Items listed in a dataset
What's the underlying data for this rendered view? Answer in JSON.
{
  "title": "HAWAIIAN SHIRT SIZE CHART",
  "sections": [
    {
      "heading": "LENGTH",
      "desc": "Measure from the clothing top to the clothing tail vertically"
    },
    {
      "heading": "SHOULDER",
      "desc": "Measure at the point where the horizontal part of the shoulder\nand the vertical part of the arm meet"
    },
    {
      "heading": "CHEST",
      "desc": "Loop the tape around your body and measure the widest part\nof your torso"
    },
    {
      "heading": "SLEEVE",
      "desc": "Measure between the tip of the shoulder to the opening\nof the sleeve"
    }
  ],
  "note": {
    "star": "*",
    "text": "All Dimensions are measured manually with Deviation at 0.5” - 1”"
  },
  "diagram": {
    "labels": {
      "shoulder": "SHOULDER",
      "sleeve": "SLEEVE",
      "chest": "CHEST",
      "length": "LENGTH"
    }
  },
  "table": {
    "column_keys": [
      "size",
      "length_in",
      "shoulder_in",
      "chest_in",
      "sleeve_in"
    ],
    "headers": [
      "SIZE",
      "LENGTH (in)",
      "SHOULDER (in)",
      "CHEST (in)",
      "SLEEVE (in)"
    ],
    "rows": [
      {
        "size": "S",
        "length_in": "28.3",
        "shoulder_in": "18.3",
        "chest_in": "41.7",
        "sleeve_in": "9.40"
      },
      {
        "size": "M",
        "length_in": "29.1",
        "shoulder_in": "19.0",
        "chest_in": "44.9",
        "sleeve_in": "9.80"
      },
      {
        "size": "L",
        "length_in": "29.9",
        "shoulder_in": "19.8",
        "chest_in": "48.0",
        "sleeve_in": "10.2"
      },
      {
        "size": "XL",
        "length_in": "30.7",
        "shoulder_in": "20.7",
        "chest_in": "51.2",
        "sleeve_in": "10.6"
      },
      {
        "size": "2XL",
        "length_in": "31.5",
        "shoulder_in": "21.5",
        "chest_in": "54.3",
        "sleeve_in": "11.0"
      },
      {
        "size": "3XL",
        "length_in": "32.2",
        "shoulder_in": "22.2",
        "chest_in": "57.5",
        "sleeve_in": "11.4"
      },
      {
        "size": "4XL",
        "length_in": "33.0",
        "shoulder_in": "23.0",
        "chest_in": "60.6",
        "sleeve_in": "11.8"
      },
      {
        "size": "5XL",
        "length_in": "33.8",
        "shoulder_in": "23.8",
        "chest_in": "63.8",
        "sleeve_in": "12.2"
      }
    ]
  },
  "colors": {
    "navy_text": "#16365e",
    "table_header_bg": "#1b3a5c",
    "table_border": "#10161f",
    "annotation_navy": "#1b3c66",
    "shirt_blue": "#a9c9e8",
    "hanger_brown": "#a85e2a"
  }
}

* _Goal of the exercise_
Where a line holds "heading", copy that line.

* _Solution to this problem_
      "heading": "LENGTH",
      "heading": "SHOULDER",
      "heading": "CHEST",
      "heading": "SLEEVE",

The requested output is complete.